* [Problem]: Pick out every line holding the string "draws" and copy it.

* [Material shown]:
----------

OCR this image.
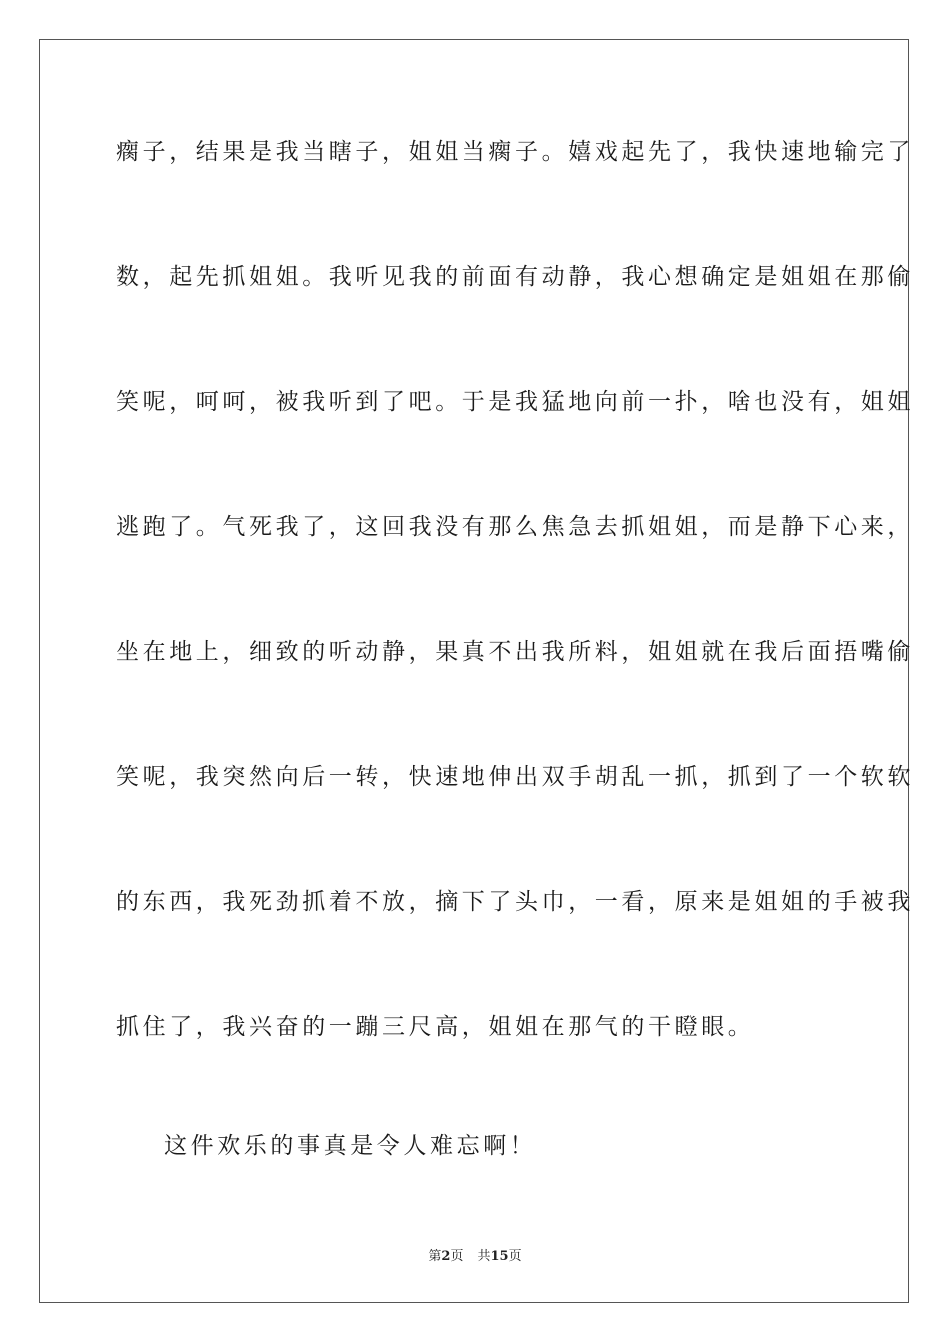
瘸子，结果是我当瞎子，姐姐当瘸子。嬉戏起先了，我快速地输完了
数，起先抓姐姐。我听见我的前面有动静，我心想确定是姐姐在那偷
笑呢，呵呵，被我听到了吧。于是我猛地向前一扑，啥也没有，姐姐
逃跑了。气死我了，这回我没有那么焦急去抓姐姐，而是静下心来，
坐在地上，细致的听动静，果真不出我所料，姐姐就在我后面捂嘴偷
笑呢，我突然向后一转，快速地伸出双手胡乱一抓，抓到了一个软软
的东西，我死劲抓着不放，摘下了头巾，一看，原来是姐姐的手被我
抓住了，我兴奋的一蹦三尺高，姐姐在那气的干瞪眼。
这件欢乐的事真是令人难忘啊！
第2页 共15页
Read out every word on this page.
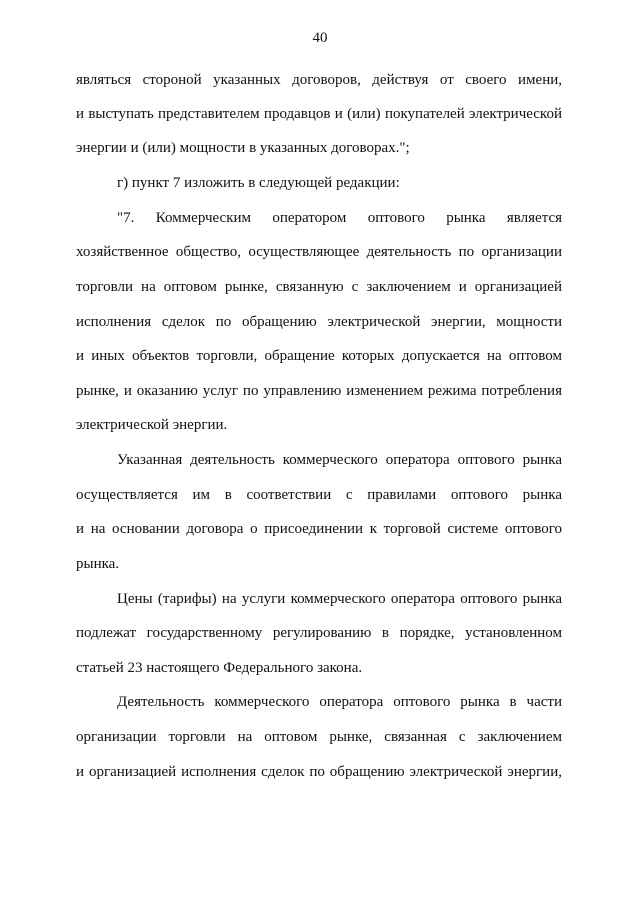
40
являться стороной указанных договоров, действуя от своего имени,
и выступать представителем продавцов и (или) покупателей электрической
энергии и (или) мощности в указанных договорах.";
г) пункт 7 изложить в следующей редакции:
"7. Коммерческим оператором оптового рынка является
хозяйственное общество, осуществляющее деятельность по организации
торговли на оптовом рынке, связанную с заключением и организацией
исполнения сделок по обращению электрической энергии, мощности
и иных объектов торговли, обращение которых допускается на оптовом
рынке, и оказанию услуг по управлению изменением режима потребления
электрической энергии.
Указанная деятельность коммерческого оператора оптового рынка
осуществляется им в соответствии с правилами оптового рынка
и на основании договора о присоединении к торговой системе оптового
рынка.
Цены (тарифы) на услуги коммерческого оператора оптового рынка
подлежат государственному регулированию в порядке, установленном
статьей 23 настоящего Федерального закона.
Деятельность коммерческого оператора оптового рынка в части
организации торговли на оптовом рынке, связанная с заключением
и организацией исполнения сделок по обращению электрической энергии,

----------

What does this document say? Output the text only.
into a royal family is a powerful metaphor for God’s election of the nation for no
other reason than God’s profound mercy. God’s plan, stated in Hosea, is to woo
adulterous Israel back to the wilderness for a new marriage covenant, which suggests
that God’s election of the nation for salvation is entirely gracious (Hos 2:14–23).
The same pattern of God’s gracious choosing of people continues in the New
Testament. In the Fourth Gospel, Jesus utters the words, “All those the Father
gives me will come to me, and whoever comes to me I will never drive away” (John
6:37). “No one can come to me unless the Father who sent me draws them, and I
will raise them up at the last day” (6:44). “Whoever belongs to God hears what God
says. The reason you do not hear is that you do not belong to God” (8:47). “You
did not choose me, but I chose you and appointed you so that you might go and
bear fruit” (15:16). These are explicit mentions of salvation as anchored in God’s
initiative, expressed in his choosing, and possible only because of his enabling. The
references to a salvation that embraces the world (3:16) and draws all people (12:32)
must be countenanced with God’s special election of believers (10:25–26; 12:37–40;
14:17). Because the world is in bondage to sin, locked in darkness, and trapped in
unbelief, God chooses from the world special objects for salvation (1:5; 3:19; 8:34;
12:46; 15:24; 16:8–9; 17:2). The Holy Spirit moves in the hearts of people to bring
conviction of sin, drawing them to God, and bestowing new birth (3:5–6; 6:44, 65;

----------

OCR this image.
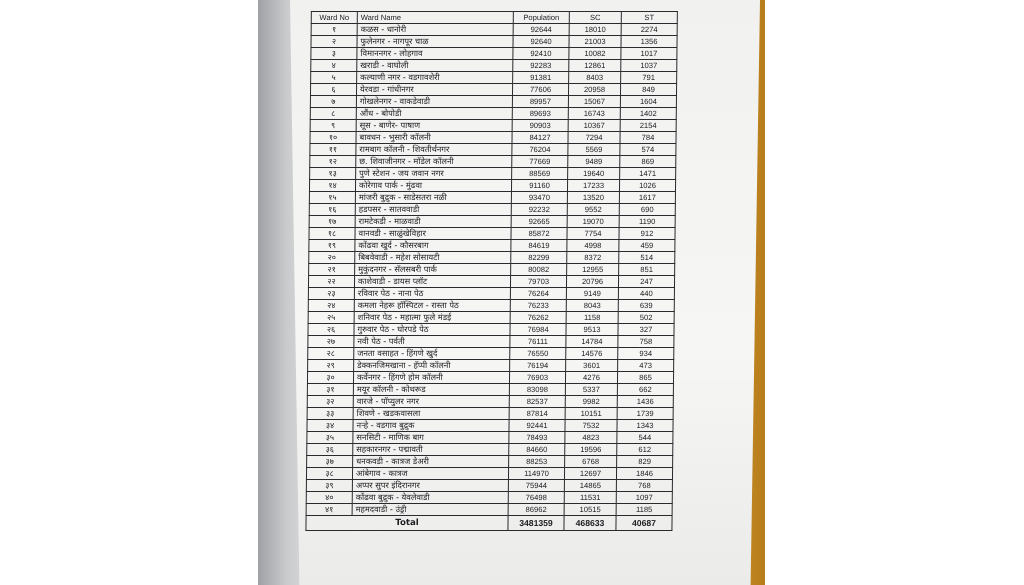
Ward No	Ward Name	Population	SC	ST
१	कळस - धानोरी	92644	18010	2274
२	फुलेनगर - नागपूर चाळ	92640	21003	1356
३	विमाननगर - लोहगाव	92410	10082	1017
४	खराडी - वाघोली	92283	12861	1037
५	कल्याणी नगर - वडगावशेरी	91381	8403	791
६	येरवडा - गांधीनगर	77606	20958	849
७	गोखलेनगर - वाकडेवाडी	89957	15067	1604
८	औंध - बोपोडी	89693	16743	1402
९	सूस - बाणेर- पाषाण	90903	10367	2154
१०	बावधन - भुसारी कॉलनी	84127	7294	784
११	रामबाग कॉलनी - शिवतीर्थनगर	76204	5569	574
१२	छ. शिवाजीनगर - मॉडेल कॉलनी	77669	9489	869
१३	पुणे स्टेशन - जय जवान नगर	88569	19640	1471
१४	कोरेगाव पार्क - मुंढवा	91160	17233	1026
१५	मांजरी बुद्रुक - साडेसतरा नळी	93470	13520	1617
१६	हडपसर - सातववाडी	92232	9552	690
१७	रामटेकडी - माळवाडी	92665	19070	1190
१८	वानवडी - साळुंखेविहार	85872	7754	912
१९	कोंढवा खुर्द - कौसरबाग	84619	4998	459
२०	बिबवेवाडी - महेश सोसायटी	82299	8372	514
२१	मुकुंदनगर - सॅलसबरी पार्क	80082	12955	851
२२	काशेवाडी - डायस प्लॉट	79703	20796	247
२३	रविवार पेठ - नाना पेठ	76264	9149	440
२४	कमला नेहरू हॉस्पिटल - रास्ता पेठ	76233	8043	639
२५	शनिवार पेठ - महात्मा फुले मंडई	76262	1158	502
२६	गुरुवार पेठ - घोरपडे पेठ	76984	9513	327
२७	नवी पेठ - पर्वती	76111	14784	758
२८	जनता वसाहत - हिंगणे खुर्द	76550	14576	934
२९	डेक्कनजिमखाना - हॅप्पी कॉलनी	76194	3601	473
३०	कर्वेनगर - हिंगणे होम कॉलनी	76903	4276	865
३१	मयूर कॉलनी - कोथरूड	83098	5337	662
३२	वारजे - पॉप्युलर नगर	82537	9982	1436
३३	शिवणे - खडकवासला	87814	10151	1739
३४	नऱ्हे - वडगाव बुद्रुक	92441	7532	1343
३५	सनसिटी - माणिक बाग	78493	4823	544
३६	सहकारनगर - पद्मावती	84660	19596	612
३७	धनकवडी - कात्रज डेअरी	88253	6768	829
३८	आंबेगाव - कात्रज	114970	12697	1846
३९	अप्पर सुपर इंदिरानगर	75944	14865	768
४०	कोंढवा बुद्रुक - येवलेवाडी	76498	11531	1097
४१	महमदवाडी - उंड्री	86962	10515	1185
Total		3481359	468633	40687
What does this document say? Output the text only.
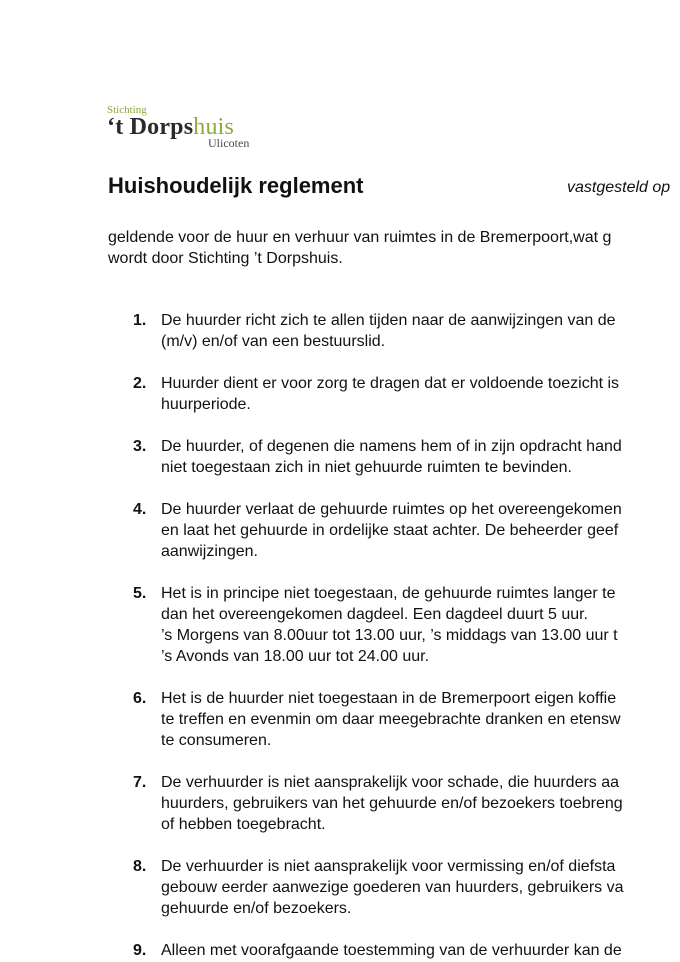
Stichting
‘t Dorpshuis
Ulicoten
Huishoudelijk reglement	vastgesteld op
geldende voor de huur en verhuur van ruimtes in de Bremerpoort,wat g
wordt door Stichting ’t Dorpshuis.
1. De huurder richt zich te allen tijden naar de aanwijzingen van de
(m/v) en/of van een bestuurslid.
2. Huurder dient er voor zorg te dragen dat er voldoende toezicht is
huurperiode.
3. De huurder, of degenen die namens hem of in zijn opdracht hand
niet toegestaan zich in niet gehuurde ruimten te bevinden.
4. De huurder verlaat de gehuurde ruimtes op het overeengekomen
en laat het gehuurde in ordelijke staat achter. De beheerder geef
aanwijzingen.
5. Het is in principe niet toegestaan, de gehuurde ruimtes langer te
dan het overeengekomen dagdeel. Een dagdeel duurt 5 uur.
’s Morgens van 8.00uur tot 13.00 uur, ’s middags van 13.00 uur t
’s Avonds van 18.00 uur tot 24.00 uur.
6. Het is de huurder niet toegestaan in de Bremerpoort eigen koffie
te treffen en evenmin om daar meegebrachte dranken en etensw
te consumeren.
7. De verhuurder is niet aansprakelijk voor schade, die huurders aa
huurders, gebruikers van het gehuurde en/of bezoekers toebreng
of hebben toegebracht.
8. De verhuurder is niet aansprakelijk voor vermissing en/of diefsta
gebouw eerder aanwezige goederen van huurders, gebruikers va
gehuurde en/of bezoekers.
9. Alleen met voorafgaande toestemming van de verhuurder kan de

----------

* [Result below]:
6:37). “No one can come to me unless the Father who sent me draws them, and I
references to a salvation that embraces the world (3:16) and draws all people (12:32)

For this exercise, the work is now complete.